— begin Given data —

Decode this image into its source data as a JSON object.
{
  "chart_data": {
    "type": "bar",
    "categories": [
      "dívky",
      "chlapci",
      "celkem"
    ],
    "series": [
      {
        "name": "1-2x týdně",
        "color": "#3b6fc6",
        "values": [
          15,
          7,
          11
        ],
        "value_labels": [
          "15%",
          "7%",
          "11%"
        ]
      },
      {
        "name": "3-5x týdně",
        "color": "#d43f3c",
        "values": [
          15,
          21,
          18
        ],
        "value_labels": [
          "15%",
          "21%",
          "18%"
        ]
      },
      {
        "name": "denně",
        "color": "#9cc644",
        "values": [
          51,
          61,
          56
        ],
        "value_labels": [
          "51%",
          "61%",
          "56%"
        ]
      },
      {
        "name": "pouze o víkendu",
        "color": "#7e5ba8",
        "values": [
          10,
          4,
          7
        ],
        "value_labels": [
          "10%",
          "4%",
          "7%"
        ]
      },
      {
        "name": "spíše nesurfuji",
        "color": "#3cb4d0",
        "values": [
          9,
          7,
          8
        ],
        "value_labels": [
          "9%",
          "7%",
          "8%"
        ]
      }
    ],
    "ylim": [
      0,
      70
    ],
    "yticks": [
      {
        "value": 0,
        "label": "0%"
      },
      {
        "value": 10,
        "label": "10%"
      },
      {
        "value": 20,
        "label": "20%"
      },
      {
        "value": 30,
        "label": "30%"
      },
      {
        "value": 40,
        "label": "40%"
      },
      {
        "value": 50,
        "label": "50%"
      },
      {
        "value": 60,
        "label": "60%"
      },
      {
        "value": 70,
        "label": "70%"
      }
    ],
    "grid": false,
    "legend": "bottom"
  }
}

— end Given data —

# [What you are asked to do]
Your task is to repeat the data exactly; please include every line.

# [Reply]
Decode this image into its source data as a JSON object.
{
  "chart_data": {
    "type": "bar",
    "categories": [
      "dívky",
      "chlapci",
      "celkem"
    ],
    "series": [
      {
        "name": "1-2x týdně",
        "color": "#3b6fc6",
        "values": [
          15,
          7,
          11
        ],
        "value_labels": [
          "15%",
          "7%",
          "11%"
        ]
      },
      {
        "name": "3-5x týdně",
        "color": "#d43f3c",
        "values": [
          15,
          21,
          18
        ],
        "value_labels": [
          "15%",
          "21%",
          "18%"
        ]
      },
      {
        "name": "denně",
        "color": "#9cc644",
        "values": [
          51,
          61,
          56
        ],
        "value_labels": [
          "51%",
          "61%",
          "56%"
        ]
      },
      {
        "name": "pouze o víkendu",
        "color": "#7e5ba8",
        "values": [
          10,
          4,
          7
        ],
        "value_labels": [
          "10%",
          "4%",
          "7%"
        ]
      },
      {
        "name": "spíše nesurfuji",
        "color": "#3cb4d0",
        "values": [
          9,
          7,
          8
        ],
        "value_labels": [
          "9%",
          "7%",
          "8%"
        ]
      }
    ],
    "ylim": [
      0,
      70
    ],
    "yticks": [
      {
        "value": 0,
        "label": "0%"
      },
      {
        "value": 10,
        "label": "10%"
      },
      {
        "value": 20,
        "label": "20%"
      },
      {
        "value": 30,
        "label": "30%"
      },
      {
        "value": 40,
        "label": "40%"
      },
      {
        "value": 50,
        "label": "50%"
      },
      {
        "value": 60,
        "label": "60%"
      },
      {
        "value": 70,
        "label": "70%"
      }
    ],
    "grid": false,
    "legend": "bottom"
  }
}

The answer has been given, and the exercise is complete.